== Supplied text ==

As satiated Americans gathered around their Thanksgiving tables to count their blessings, incensed protesters gathered in roadways and intersections across France to count the cost of Emmanuel Macron’s punishing gas taxes. A leaderless rebellion propelled hundreds of thousands of people into the streets – on foot, of course – and made France perhaps the least likely site in the world to see citizens demand, “Death to taxes.”
That was one of the phrases emblazoned on placards held aloft by the “gilets jaunes” movement (named for the yellow vests French drivers must wear in the event of a breakdown).
The protests, expected to last one day, have endured a week. On November 17, 244,000 protesters erected 2,000 roadblocks nationwide. Estimates of protesters from the following Saturday range from 81,000 to 106,000 – including 8,000 protesters on the Champ-Elysees alone.
When a few miscreants turned the protests violent, police responded with tear gas. Meanwhile, politicians from every opposition party hurried to claim ownership ofthe grassroots movement that voices an authentic national consensus: The government’s excessive taxes on gasoline and diesel are hurting families.
A problem of its own making
Like its neighbors, the French government once used taxes and incentives to “nudge” the French to ditch gasoline for diesel. Diesel, scientists said, emits less carbon dioxide than gasoline. The incentives worked, and by 2013, two-thirds of all new cars on French roadways had diesel engines.
But then the governments of Europe learned that, while diesel emits less CO2, it releases far higher levels of other particulates. Now the government is correcting a problem of its own making by taxing both diesel and gasoline. Last year, President Macron announced the government plans to end the sale of gasoline and diesel vehicles by 2040.
Meanwhile, he ratcheted up the economic pain. Gasoline costs as much as $7.06 a gallon (€1.64 a liter) in Paris. Diesel prices are being taxed into near parity. The government assesses that taxes account for 60 percent of the overall cost of fuel.
Carbon taxes continue to pile up with no end in sight. The New York Times reports, “the tax burden had grown by about €25 billion every year between 2002 and 2017.” Taxes increased this year, and the government plans to hike fuel taxes again early next year (by an additional 6.5 cents a liter for diesel and 2.9 cents a liter for gasoline).

===
== Raw data ==

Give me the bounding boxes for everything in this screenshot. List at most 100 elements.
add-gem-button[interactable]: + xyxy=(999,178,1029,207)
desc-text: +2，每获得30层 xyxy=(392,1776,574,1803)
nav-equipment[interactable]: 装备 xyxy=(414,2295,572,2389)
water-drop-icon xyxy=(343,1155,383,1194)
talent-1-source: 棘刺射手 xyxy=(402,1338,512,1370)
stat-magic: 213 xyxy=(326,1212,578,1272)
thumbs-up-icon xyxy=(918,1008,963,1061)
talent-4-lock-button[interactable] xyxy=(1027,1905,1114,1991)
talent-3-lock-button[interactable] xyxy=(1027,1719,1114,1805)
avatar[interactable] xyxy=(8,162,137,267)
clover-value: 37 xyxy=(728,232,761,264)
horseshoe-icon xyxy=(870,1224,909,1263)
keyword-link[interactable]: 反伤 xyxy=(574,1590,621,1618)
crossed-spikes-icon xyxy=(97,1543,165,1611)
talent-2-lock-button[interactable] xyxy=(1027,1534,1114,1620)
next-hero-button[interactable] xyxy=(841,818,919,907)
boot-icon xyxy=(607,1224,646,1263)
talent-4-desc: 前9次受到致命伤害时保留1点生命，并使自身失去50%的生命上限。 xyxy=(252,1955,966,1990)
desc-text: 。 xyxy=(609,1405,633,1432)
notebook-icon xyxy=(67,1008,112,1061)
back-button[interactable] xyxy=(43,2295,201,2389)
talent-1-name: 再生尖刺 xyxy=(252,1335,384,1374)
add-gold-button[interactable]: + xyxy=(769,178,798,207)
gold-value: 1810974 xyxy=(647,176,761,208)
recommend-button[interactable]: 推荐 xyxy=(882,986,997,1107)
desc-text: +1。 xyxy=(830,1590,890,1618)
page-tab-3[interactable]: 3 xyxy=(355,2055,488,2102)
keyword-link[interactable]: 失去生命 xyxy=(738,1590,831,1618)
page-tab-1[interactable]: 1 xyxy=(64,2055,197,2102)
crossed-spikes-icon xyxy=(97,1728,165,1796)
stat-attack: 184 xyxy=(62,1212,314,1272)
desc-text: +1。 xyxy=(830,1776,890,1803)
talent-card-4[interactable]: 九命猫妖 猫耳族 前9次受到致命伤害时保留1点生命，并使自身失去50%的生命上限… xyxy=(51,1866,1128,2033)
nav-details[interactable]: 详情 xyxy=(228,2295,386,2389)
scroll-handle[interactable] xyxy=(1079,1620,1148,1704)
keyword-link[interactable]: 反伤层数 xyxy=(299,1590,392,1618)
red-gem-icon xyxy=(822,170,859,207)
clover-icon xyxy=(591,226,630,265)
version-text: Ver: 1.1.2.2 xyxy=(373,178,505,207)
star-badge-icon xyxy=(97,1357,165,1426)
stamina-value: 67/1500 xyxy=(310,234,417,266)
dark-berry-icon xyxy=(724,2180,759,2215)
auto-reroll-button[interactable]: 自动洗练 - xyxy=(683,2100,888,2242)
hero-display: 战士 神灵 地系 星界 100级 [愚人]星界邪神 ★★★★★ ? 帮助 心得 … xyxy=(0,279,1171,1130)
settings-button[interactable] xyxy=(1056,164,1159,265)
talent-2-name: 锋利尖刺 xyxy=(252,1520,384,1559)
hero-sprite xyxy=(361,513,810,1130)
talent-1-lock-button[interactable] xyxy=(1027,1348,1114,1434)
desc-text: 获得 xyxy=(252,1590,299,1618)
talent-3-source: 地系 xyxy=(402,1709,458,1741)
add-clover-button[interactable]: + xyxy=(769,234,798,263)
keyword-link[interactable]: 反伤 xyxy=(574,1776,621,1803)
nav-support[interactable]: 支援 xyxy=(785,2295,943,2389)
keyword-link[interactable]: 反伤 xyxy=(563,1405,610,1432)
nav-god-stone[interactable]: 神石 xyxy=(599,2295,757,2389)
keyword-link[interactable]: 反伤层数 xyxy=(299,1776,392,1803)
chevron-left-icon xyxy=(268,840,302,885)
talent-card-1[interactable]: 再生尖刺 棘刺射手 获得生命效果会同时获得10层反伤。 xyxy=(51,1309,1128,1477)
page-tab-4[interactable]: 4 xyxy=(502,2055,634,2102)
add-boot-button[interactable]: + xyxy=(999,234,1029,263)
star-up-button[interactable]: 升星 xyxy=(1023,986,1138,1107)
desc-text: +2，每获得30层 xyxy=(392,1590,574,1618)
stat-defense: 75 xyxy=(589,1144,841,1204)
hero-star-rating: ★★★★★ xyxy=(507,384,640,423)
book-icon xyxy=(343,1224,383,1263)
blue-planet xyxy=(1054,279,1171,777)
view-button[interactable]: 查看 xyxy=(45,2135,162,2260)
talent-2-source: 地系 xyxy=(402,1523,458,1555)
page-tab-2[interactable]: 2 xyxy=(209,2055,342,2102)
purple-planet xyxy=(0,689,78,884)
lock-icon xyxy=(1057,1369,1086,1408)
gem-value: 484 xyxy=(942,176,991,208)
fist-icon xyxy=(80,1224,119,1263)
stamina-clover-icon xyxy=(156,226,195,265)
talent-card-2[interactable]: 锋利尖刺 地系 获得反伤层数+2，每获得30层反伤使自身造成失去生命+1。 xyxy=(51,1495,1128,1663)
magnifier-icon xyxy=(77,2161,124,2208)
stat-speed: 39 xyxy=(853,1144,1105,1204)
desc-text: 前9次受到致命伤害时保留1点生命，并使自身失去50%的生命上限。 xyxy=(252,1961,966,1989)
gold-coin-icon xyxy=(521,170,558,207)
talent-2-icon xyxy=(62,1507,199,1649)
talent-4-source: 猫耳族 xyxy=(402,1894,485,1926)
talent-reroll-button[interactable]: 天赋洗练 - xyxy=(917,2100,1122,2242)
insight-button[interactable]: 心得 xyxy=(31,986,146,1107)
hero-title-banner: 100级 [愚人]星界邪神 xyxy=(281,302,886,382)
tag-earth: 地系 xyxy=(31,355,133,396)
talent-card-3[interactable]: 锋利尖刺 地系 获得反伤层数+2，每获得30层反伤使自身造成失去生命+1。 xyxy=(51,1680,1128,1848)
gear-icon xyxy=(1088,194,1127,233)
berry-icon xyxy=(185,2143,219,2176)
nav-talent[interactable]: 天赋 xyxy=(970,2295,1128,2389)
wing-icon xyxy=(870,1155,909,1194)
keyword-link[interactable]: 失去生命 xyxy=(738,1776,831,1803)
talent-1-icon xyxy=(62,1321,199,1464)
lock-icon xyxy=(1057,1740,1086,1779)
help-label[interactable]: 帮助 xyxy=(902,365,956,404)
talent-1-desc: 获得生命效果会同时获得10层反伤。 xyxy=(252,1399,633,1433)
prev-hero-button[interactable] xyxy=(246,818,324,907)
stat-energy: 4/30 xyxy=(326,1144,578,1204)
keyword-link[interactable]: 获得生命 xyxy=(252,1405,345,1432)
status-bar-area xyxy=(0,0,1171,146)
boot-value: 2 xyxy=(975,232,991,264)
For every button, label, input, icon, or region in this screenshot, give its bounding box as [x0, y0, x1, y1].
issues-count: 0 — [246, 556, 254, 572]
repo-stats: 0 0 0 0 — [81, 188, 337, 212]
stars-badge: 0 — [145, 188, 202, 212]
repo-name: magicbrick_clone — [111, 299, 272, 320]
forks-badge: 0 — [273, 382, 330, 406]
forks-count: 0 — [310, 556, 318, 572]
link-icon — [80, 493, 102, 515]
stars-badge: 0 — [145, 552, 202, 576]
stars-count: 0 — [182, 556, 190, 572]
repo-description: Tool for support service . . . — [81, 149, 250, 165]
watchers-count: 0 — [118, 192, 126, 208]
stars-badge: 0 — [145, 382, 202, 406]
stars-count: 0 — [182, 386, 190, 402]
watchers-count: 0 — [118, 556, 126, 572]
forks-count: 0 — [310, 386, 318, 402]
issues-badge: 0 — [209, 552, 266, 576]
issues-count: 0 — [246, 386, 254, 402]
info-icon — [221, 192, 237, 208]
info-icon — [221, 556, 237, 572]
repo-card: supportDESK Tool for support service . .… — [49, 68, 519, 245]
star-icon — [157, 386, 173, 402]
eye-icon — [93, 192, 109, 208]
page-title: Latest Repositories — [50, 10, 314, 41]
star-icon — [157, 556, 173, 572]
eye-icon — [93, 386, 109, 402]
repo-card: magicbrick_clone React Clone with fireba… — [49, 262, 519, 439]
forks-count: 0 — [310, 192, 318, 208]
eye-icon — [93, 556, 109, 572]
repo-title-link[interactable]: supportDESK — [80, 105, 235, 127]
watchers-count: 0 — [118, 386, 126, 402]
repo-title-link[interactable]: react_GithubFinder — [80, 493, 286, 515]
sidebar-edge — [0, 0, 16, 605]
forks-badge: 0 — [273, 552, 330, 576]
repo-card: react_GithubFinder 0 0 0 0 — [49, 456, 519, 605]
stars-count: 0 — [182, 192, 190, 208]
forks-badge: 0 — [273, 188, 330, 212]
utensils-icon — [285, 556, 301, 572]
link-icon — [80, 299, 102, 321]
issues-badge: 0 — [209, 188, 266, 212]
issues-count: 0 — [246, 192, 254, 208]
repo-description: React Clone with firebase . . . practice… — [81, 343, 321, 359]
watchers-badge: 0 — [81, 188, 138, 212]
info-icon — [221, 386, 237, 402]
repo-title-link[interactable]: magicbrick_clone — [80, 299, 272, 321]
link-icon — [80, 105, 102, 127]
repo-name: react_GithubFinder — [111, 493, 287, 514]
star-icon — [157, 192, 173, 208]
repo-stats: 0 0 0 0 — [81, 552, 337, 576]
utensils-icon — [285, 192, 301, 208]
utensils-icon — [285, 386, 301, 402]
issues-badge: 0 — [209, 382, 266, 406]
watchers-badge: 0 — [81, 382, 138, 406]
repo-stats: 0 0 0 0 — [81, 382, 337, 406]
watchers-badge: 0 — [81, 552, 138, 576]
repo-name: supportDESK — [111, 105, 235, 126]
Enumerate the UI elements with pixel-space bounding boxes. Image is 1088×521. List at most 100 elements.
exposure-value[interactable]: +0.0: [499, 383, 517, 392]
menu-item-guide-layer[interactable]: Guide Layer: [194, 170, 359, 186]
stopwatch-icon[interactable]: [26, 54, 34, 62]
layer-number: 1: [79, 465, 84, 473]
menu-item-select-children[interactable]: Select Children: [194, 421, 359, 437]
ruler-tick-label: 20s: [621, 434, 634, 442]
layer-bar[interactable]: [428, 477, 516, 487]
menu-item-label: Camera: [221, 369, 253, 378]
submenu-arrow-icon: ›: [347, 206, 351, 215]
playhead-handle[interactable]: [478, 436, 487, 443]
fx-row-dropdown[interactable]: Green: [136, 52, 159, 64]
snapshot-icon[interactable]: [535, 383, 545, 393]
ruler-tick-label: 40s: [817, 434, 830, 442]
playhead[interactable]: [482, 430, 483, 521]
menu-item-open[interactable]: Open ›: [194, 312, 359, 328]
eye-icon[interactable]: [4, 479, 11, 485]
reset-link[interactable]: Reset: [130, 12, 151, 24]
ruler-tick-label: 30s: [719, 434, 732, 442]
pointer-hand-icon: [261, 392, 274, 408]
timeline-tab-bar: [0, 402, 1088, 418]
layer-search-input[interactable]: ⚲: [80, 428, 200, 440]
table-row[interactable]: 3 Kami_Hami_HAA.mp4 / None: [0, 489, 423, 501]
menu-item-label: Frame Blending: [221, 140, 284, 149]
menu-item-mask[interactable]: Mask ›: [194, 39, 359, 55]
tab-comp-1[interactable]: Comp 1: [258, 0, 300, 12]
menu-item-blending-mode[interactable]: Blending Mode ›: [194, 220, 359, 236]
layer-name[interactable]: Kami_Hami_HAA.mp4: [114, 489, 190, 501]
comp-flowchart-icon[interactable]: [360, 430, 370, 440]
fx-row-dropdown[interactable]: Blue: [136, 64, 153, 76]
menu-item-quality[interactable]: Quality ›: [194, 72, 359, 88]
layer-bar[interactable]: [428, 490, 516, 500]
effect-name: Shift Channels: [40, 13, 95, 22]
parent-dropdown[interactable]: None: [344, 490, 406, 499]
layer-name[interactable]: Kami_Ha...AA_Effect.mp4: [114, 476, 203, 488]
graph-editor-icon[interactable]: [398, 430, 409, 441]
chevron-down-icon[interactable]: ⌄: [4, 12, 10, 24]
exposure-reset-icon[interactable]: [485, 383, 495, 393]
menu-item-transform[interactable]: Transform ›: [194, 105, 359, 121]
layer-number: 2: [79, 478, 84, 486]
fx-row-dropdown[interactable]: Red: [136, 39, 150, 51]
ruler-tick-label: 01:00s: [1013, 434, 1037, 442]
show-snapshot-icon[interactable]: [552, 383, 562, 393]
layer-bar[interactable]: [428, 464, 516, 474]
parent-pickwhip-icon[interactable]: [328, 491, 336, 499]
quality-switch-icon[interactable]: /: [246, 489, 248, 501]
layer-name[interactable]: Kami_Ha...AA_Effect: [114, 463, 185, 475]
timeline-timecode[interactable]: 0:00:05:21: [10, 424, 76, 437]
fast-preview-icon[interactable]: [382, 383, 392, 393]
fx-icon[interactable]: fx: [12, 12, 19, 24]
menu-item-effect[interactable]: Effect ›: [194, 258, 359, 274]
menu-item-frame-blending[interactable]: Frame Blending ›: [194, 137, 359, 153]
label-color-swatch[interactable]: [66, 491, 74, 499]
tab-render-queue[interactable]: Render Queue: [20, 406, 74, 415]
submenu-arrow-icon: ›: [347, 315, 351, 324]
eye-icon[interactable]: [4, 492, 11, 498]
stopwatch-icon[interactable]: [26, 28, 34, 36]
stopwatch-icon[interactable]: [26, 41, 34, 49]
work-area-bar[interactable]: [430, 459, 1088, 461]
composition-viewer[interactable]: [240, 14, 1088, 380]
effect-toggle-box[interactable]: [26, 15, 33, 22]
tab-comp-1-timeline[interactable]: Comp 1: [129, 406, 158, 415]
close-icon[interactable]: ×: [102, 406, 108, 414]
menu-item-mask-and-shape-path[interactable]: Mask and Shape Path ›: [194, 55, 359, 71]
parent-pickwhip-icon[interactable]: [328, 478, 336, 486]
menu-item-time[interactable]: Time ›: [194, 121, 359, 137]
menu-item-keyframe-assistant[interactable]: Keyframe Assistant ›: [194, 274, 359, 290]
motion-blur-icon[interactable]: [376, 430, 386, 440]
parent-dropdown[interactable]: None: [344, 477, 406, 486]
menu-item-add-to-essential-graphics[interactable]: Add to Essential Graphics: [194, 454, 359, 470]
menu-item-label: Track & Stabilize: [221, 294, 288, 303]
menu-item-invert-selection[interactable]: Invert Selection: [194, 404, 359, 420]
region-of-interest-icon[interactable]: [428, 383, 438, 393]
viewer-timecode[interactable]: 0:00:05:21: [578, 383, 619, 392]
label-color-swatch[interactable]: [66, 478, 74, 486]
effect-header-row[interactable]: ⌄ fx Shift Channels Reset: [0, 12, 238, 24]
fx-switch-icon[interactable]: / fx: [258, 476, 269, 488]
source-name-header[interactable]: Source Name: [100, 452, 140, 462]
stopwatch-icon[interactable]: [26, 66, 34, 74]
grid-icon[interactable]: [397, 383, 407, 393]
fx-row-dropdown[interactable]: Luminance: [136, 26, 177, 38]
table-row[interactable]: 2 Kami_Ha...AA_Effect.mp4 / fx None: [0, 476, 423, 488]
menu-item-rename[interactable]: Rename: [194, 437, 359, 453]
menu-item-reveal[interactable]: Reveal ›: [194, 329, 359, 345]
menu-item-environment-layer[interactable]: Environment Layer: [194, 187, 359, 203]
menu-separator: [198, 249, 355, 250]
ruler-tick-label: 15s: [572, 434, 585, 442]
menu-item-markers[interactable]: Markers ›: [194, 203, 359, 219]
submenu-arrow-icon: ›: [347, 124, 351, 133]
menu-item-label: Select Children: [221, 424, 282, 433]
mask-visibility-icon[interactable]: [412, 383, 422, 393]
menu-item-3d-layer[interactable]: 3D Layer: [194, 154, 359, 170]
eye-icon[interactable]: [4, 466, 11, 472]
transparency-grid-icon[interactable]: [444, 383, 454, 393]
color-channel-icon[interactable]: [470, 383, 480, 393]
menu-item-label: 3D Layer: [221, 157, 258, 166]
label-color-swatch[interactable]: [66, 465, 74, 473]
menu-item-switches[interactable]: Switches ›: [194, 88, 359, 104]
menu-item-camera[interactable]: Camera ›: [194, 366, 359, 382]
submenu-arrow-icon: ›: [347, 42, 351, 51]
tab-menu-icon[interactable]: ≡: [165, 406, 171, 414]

===

Stated goal → In the text on the French fuel-tax protests, how many roadblocks did protesters set up nationwide on November 17?

Task output → 2,000 roadblocks.